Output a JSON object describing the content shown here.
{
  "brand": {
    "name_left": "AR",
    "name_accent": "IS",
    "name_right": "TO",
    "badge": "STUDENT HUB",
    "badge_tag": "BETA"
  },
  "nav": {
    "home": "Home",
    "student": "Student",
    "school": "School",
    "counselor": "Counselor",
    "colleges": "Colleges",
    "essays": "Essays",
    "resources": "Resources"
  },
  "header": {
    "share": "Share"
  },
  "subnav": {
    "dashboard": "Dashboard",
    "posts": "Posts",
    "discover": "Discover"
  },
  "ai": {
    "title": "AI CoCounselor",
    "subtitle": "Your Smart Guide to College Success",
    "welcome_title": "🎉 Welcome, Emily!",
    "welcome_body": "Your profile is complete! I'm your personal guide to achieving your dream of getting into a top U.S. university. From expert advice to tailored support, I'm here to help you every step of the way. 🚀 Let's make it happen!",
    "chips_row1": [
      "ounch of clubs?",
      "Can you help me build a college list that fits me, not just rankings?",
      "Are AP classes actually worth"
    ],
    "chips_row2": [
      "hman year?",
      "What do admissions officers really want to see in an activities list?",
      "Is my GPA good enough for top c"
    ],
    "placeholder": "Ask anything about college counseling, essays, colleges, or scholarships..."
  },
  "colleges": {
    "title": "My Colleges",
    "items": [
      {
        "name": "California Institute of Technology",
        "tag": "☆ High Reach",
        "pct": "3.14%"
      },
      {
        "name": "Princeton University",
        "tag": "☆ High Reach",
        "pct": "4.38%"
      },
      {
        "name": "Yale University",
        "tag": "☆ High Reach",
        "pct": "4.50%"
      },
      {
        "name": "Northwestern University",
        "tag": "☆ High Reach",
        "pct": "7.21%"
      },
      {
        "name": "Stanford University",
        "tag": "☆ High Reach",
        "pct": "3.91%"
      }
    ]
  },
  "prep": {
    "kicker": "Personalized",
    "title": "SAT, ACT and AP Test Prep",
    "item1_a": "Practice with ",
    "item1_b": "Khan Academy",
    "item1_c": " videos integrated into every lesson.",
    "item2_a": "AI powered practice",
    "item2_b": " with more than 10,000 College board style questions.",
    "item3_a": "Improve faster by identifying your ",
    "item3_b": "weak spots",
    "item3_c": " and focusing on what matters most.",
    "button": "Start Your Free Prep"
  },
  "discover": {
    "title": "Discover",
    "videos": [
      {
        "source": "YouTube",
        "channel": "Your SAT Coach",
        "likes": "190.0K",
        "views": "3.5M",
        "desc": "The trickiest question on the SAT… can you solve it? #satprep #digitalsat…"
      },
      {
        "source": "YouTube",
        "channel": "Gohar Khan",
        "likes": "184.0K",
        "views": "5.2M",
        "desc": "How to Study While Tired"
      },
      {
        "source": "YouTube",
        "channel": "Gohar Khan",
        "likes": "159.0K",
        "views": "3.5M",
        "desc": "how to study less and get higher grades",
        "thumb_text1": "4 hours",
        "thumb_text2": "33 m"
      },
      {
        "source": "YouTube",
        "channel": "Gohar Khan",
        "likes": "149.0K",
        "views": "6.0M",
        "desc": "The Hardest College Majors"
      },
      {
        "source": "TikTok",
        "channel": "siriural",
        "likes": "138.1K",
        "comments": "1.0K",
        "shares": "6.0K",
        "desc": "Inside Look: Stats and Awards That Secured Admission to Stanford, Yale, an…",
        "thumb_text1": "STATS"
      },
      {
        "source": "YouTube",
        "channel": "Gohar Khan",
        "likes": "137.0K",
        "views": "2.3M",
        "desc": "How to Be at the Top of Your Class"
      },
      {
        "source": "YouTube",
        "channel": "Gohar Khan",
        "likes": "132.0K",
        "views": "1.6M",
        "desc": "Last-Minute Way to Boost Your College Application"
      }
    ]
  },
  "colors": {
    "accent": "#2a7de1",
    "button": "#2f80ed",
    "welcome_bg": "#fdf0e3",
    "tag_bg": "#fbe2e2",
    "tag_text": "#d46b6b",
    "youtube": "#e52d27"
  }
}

*Exercise requirements:* Retype all the records, matching them exactly.

*Task answer:*
Output a JSON object describing the content shown here.
{
  "brand": {
    "name_left": "AR",
    "name_accent": "IS",
    "name_right": "TO",
    "badge": "STUDENT HUB",
    "badge_tag": "BETA"
  },
  "nav": {
    "home": "Home",
    "student": "Student",
    "school": "School",
    "counselor": "Counselor",
    "colleges": "Colleges",
    "essays": "Essays",
    "resources": "Resources"
  },
  "header": {
    "share": "Share"
  },
  "subnav": {
    "dashboard": "Dashboard",
    "posts": "Posts",
    "discover": "Discover"
  },
  "ai": {
    "title": "AI CoCounselor",
    "subtitle": "Your Smart Guide to College Success",
    "welcome_title": "🎉 Welcome, Emily!",
    "welcome_body": "Your profile is complete! I'm your personal guide to achieving your dream of getting into a top U.S. university. From expert advice to tailored support, I'm here to help you every step of the way. 🚀 Let's make it happen!",
    "chips_row1": [
      "ounch of clubs?",
      "Can you help me build a college list that fits me, not just rankings?",
      "Are AP classes actually worth"
    ],
    "chips_row2": [
      "hman year?",
      "What do admissions officers really want to see in an activities list?",
      "Is my GPA good enough for top c"
    ],
    "placeholder": "Ask anything about college counseling, essays, colleges, or scholarships..."
  },
  "colleges": {
    "title": "My Colleges",
    "items": [
      {
        "name": "California Institute of Technology",
        "tag": "☆ High Reach",
        "pct": "3.14%"
      },
      {
        "name": "Princeton University",
        "tag": "☆ High Reach",
        "pct": "4.38%"
      },
      {
        "name": "Yale University",
        "tag": "☆ High Reach",
        "pct": "4.50%"
      },
      {
        "name": "Northwestern University",
        "tag": "☆ High Reach",
        "pct": "7.21%"
      },
      {
        "name": "Stanford University",
        "tag": "☆ High Reach",
        "pct": "3.91%"
      }
    ]
  },
  "prep": {
    "kicker": "Personalized",
    "title": "SAT, ACT and AP Test Prep",
    "item1_a": "Practice with ",
    "item1_b": "Khan Academy",
    "item1_c": " videos integrated into every lesson.",
    "item2_a": "AI powered practice",
    "item2_b": " with more than 10,000 College board style questions.",
    "item3_a": "Improve faster by identifying your ",
    "item3_b": "weak spots",
    "item3_c": " and focusing on what matters most.",
    "button": "Start Your Free Prep"
  },
  "discover": {
    "title": "Discover",
    "videos": [
      {
        "source": "YouTube",
        "channel": "Your SAT Coach",
        "likes": "190.0K",
        "views": "3.5M",
        "desc": "The trickiest question on the SAT… can you solve it? #satprep #digitalsat…"
      },
      {
        "source": "YouTube",
        "channel": "Gohar Khan",
        "likes": "184.0K",
        "views": "5.2M",
        "desc": "How to Study While Tired"
      },
      {
        "source": "YouTube",
        "channel": "Gohar Khan",
        "likes": "159.0K",
        "views": "3.5M",
        "desc": "how to study less and get higher grades",
        "thumb_text1": "4 hours",
        "thumb_text2": "33 m"
      },
      {
        "source": "YouTube",
        "channel": "Gohar Khan",
        "likes": "149.0K",
        "views": "6.0M",
        "desc": "The Hardest College Majors"
      },
      {
        "source": "TikTok",
        "channel": "siriural",
        "likes": "138.1K",
        "comments": "1.0K",
        "shares": "6.0K",
        "desc": "Inside Look: Stats and Awards That Secured Admission to Stanford, Yale, an…",
        "thumb_text1": "STATS"
      },
      {
        "source": "YouTube",
        "channel": "Gohar Khan",
        "likes": "137.0K",
        "views": "2.3M",
        "desc": "How to Be at the Top of Your Class"
      },
      {
        "source": "YouTube",
        "channel": "Gohar Khan",
        "likes": "132.0K",
        "views": "1.6M",
        "desc": "Last-Minute Way to Boost Your College Application"
      }
    ]
  },
  "colors": {
    "accent": "#2a7de1",
    "button": "#2f80ed",
    "welcome_bg": "#fdf0e3",
    "tag_bg": "#fbe2e2",
    "tag_text": "#d46b6b",
    "youtube": "#e52d27"
  }
}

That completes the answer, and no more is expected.